Figure out how many lines of the material below contain the word "this". Answer with the number only.
═══ Listed records ═══
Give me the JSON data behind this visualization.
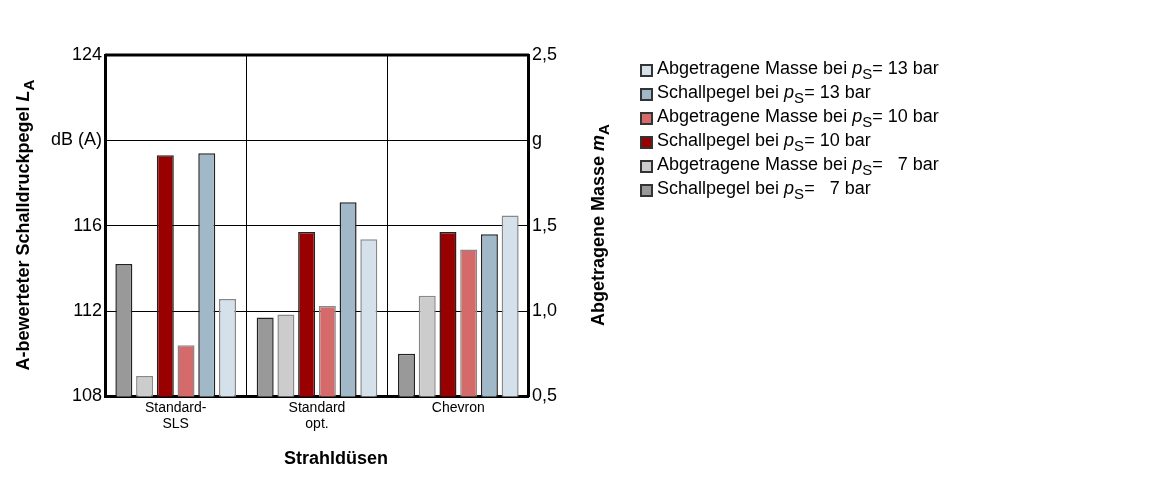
{
  "chart_data": {
    "type": "bar",
    "xlabel": "Strahldüsen",
    "ylabel": "A-bewerteter Schalldruckpegel L$_{A}$",
    "y2label": "Abgetragene Masse m$_{A}$",
    "categories": [
      "Standard-SLS",
      "Standard opt.",
      "Chevron"
    ],
    "series": [
      {
        "name": "Schallpegel bei p$_{S}$=   7 bar",
        "color": "#999999",
        "values": [
          114.2,
          111.7,
          110.0
        ]
      },
      {
        "name": "Abgetragene Masse bei p$_{S}$=   7 bar",
        "color": "#cccccc",
        "axis": "y2",
        "values": [
          0.62,
          0.98,
          1.09
        ]
      },
      {
        "name": "Schallpegel bei p$_{S}$= 10 bar",
        "color": "#990000",
        "values": [
          119.3,
          115.7,
          115.7
        ]
      },
      {
        "name": "Abgetragene Masse bei p$_{S}$= 10 bar",
        "color": "#d46a6a",
        "axis": "y2",
        "values": [
          0.8,
          1.03,
          1.36
        ]
      },
      {
        "name": "Schallpegel bei p$_{S}$= 13 bar",
        "color": "#a0b8c8",
        "values": [
          119.4,
          117.1,
          115.6
        ]
      },
      {
        "name": "Abgetragene Masse bei p$_{S}$= 13 bar",
        "color": "#d4e0ea",
        "axis": "y2",
        "values": [
          1.07,
          1.42,
          1.56
        ]
      }
    ],
    "ylim": [
      108,
      124
    ],
    "yticks": [
      108,
      112,
      116,
      {
        "value": 120,
        "label": "dB (A)"
      },
      124
    ],
    "y2lim": [
      0.5,
      2.5
    ],
    "y2ticks": [
      {
        "value": 0.5,
        "label": "0,5"
      },
      {
        "value": 1.0,
        "label": "1,0"
      },
      {
        "value": 1.5,
        "label": "1,5"
      },
      {
        "value": 2.0,
        "label": "g"
      },
      {
        "value": 2.5,
        "label": "2,5"
      }
    ],
    "grid": true,
    "legend": "right"
  }
}
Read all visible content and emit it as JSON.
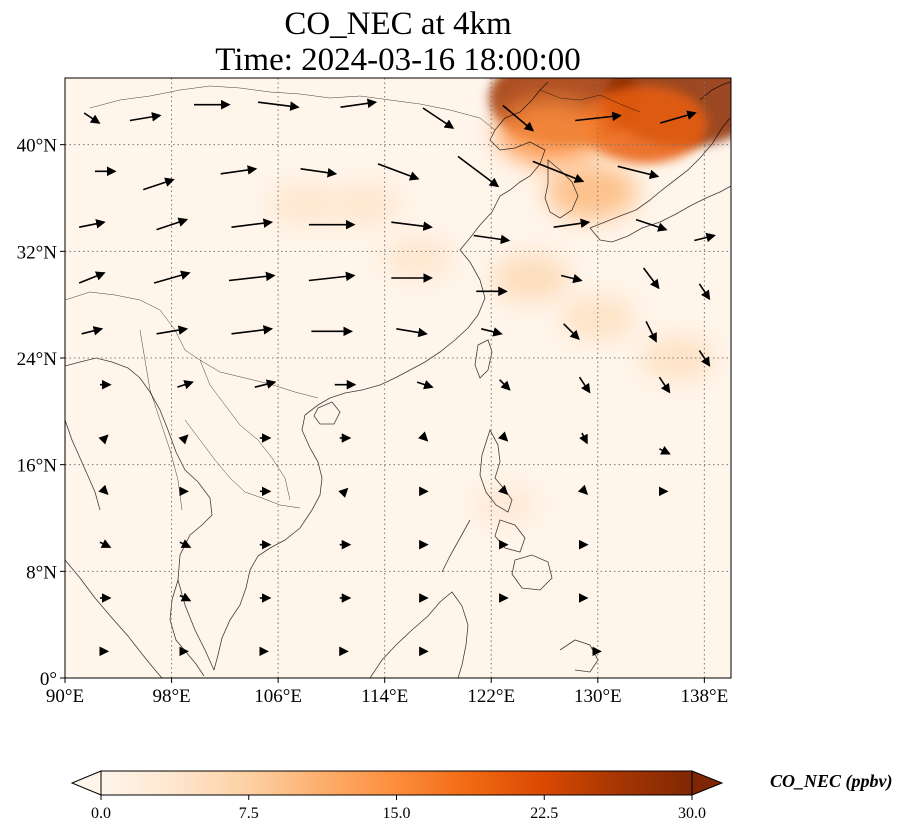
{
  "title": {
    "line1": "CO_NEC at 4km",
    "line2": "Time: 2024-03-16 18:00:00"
  },
  "map": {
    "lon_range": [
      90,
      140
    ],
    "lat_range": [
      0,
      45
    ],
    "x_ticks": [
      {
        "value": 90,
        "label": "90°E"
      },
      {
        "value": 98,
        "label": "98°E"
      },
      {
        "value": 106,
        "label": "106°E"
      },
      {
        "value": 114,
        "label": "114°E"
      },
      {
        "value": 122,
        "label": "122°E"
      },
      {
        "value": 130,
        "label": "130°E"
      },
      {
        "value": 138,
        "label": "138°E"
      }
    ],
    "y_ticks": [
      {
        "value": 0,
        "label": "0°"
      },
      {
        "value": 8,
        "label": "8°N"
      },
      {
        "value": 16,
        "label": "16°N"
      },
      {
        "value": 24,
        "label": "24°N"
      },
      {
        "value": 32,
        "label": "32°N"
      },
      {
        "value": 40,
        "label": "40°N"
      }
    ],
    "gridlines": true,
    "colormap": {
      "stops": [
        "#fff5eb",
        "#fee6ce",
        "#fdd0a2",
        "#fdae6b",
        "#fd8d3c",
        "#f16913",
        "#d94801",
        "#a63603",
        "#7f2704"
      ]
    }
  },
  "colorbar": {
    "label": "CO_NEC (ppbv)",
    "range": [
      0,
      30
    ],
    "ticks": [
      {
        "value": 0,
        "label": "0.0"
      },
      {
        "value": 7.5,
        "label": "7.5"
      },
      {
        "value": 15,
        "label": "15.0"
      },
      {
        "value": 22.5,
        "label": "22.5"
      },
      {
        "value": 30,
        "label": "30.0"
      }
    ],
    "extend": "both"
  },
  "chart_data": {
    "type": "heatmap",
    "variable": "CO_NEC",
    "unit": "ppbv",
    "plumes": [
      {
        "lon": 127.5,
        "lat": 43.5,
        "value": 27
      },
      {
        "lon": 136.5,
        "lat": 43.5,
        "value": 29
      },
      {
        "lon": 133.5,
        "lat": 41.5,
        "value": 20
      },
      {
        "lon": 126.5,
        "lat": 41.0,
        "value": 15
      },
      {
        "lon": 129.5,
        "lat": 36.5,
        "value": 10
      },
      {
        "lon": 125.0,
        "lat": 30.0,
        "value": 6
      },
      {
        "lon": 130.0,
        "lat": 27.0,
        "value": 5
      },
      {
        "lon": 136.0,
        "lat": 24.0,
        "value": 5
      },
      {
        "lon": 108.0,
        "lat": 35.5,
        "value": 4
      },
      {
        "lon": 112.5,
        "lat": 35.5,
        "value": 4
      },
      {
        "lon": 116.5,
        "lat": 31.5,
        "value": 4
      },
      {
        "lon": 123.0,
        "lat": 13.0,
        "value": 3
      }
    ],
    "wind_vectors": [
      {
        "lon": 92,
        "lat": 42,
        "u": 3,
        "v": -2
      },
      {
        "lon": 96,
        "lat": 42,
        "u": 6,
        "v": 1
      },
      {
        "lon": 101,
        "lat": 43,
        "u": 7,
        "v": 0
      },
      {
        "lon": 106,
        "lat": 43,
        "u": 8,
        "v": -1
      },
      {
        "lon": 112,
        "lat": 43,
        "u": 7,
        "v": 1
      },
      {
        "lon": 118,
        "lat": 42,
        "u": 6,
        "v": -4
      },
      {
        "lon": 124,
        "lat": 42,
        "u": 6,
        "v": -5
      },
      {
        "lon": 130,
        "lat": 42,
        "u": 9,
        "v": 1
      },
      {
        "lon": 136,
        "lat": 42,
        "u": 7,
        "v": 2
      },
      {
        "lon": 93,
        "lat": 38,
        "u": 4,
        "v": 0
      },
      {
        "lon": 97,
        "lat": 37,
        "u": 6,
        "v": 2
      },
      {
        "lon": 103,
        "lat": 38,
        "u": 7,
        "v": 1
      },
      {
        "lon": 109,
        "lat": 38,
        "u": 7,
        "v": -1
      },
      {
        "lon": 115,
        "lat": 38,
        "u": 8,
        "v": -3
      },
      {
        "lon": 121,
        "lat": 38,
        "u": 8,
        "v": -6
      },
      {
        "lon": 127,
        "lat": 38,
        "u": 10,
        "v": -4
      },
      {
        "lon": 133,
        "lat": 38,
        "u": 8,
        "v": -2
      },
      {
        "lon": 92,
        "lat": 34,
        "u": 5,
        "v": 1
      },
      {
        "lon": 98,
        "lat": 34,
        "u": 6,
        "v": 2
      },
      {
        "lon": 104,
        "lat": 34,
        "u": 8,
        "v": 1
      },
      {
        "lon": 110,
        "lat": 34,
        "u": 9,
        "v": 0
      },
      {
        "lon": 116,
        "lat": 34,
        "u": 8,
        "v": -1
      },
      {
        "lon": 122,
        "lat": 33,
        "u": 7,
        "v": -1
      },
      {
        "lon": 128,
        "lat": 34,
        "u": 7,
        "v": 1
      },
      {
        "lon": 134,
        "lat": 34,
        "u": 6,
        "v": -2
      },
      {
        "lon": 138,
        "lat": 33,
        "u": 4,
        "v": 1
      },
      {
        "lon": 92,
        "lat": 30,
        "u": 5,
        "v": 2
      },
      {
        "lon": 98,
        "lat": 30,
        "u": 7,
        "v": 2
      },
      {
        "lon": 104,
        "lat": 30,
        "u": 9,
        "v": 1
      },
      {
        "lon": 110,
        "lat": 30,
        "u": 9,
        "v": 1
      },
      {
        "lon": 116,
        "lat": 30,
        "u": 8,
        "v": 0
      },
      {
        "lon": 122,
        "lat": 29,
        "u": 6,
        "v": 0
      },
      {
        "lon": 128,
        "lat": 30,
        "u": 4,
        "v": -1
      },
      {
        "lon": 134,
        "lat": 30,
        "u": 3,
        "v": -4
      },
      {
        "lon": 138,
        "lat": 29,
        "u": 2,
        "v": -3
      },
      {
        "lon": 92,
        "lat": 26,
        "u": 4,
        "v": 1
      },
      {
        "lon": 98,
        "lat": 26,
        "u": 6,
        "v": 1
      },
      {
        "lon": 104,
        "lat": 26,
        "u": 8,
        "v": 1
      },
      {
        "lon": 110,
        "lat": 26,
        "u": 8,
        "v": 0
      },
      {
        "lon": 116,
        "lat": 26,
        "u": 6,
        "v": -1
      },
      {
        "lon": 122,
        "lat": 26,
        "u": 4,
        "v": -1
      },
      {
        "lon": 128,
        "lat": 26,
        "u": 3,
        "v": -3
      },
      {
        "lon": 134,
        "lat": 26,
        "u": 2,
        "v": -4
      },
      {
        "lon": 138,
        "lat": 24,
        "u": 2,
        "v": -3
      },
      {
        "lon": 93,
        "lat": 22,
        "u": 2,
        "v": 0
      },
      {
        "lon": 99,
        "lat": 22,
        "u": 3,
        "v": 1
      },
      {
        "lon": 105,
        "lat": 22,
        "u": 4,
        "v": 1
      },
      {
        "lon": 111,
        "lat": 22,
        "u": 4,
        "v": 0
      },
      {
        "lon": 117,
        "lat": 22,
        "u": 3,
        "v": -1
      },
      {
        "lon": 123,
        "lat": 22,
        "u": 2,
        "v": -2
      },
      {
        "lon": 129,
        "lat": 22,
        "u": 2,
        "v": -3
      },
      {
        "lon": 135,
        "lat": 22,
        "u": 2,
        "v": -3
      },
      {
        "lon": 93,
        "lat": 18,
        "u": 1,
        "v": 1
      },
      {
        "lon": 99,
        "lat": 18,
        "u": 1,
        "v": 1
      },
      {
        "lon": 105,
        "lat": 18,
        "u": 2,
        "v": 0
      },
      {
        "lon": 111,
        "lat": 18,
        "u": 2,
        "v": 0
      },
      {
        "lon": 117,
        "lat": 18,
        "u": 1,
        "v": -1
      },
      {
        "lon": 123,
        "lat": 18,
        "u": 1,
        "v": -1
      },
      {
        "lon": 129,
        "lat": 18,
        "u": 1,
        "v": -2
      },
      {
        "lon": 135,
        "lat": 17,
        "u": 2,
        "v": -1
      },
      {
        "lon": 93,
        "lat": 14,
        "u": 1,
        "v": -1
      },
      {
        "lon": 99,
        "lat": 14,
        "u": 1,
        "v": 0
      },
      {
        "lon": 105,
        "lat": 14,
        "u": 2,
        "v": 0
      },
      {
        "lon": 111,
        "lat": 14,
        "u": 1,
        "v": 1
      },
      {
        "lon": 117,
        "lat": 14,
        "u": 1,
        "v": 0
      },
      {
        "lon": 123,
        "lat": 14,
        "u": 1,
        "v": -1
      },
      {
        "lon": 129,
        "lat": 14,
        "u": 1,
        "v": -1
      },
      {
        "lon": 135,
        "lat": 14,
        "u": 1,
        "v": 0
      },
      {
        "lon": 93,
        "lat": 10,
        "u": 2,
        "v": -1
      },
      {
        "lon": 99,
        "lat": 10,
        "u": 2,
        "v": -1
      },
      {
        "lon": 105,
        "lat": 10,
        "u": 2,
        "v": 0
      },
      {
        "lon": 111,
        "lat": 10,
        "u": 2,
        "v": 0
      },
      {
        "lon": 117,
        "lat": 10,
        "u": 1,
        "v": 0
      },
      {
        "lon": 123,
        "lat": 10,
        "u": 1,
        "v": 0
      },
      {
        "lon": 129,
        "lat": 10,
        "u": 1,
        "v": 0
      },
      {
        "lon": 93,
        "lat": 6,
        "u": 2,
        "v": 0
      },
      {
        "lon": 99,
        "lat": 6,
        "u": 2,
        "v": -1
      },
      {
        "lon": 105,
        "lat": 6,
        "u": 2,
        "v": 0
      },
      {
        "lon": 111,
        "lat": 6,
        "u": 2,
        "v": 0
      },
      {
        "lon": 117,
        "lat": 6,
        "u": 1,
        "v": 0
      },
      {
        "lon": 123,
        "lat": 6,
        "u": 1,
        "v": 0
      },
      {
        "lon": 129,
        "lat": 6,
        "u": 1,
        "v": 0
      },
      {
        "lon": 93,
        "lat": 2,
        "u": 1,
        "v": 0
      },
      {
        "lon": 99,
        "lat": 2,
        "u": 1,
        "v": 0
      },
      {
        "lon": 105,
        "lat": 2,
        "u": 1,
        "v": 0
      },
      {
        "lon": 111,
        "lat": 2,
        "u": 1,
        "v": 0
      },
      {
        "lon": 117,
        "lat": 2,
        "u": 1,
        "v": 0
      },
      {
        "lon": 130,
        "lat": 2,
        "u": 1,
        "v": 0
      }
    ]
  }
}
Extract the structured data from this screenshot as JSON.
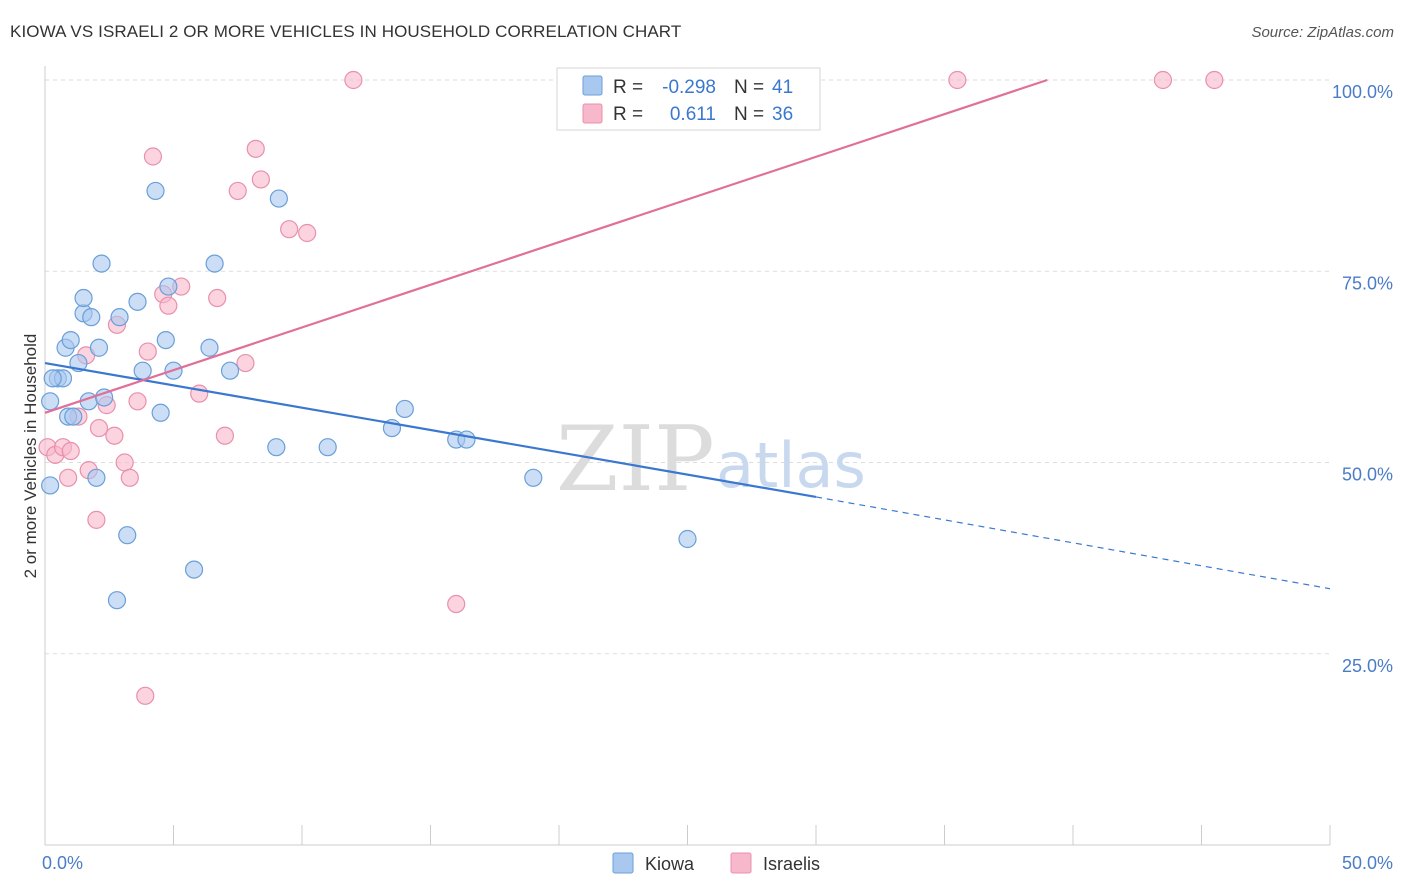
═══
## Task response
2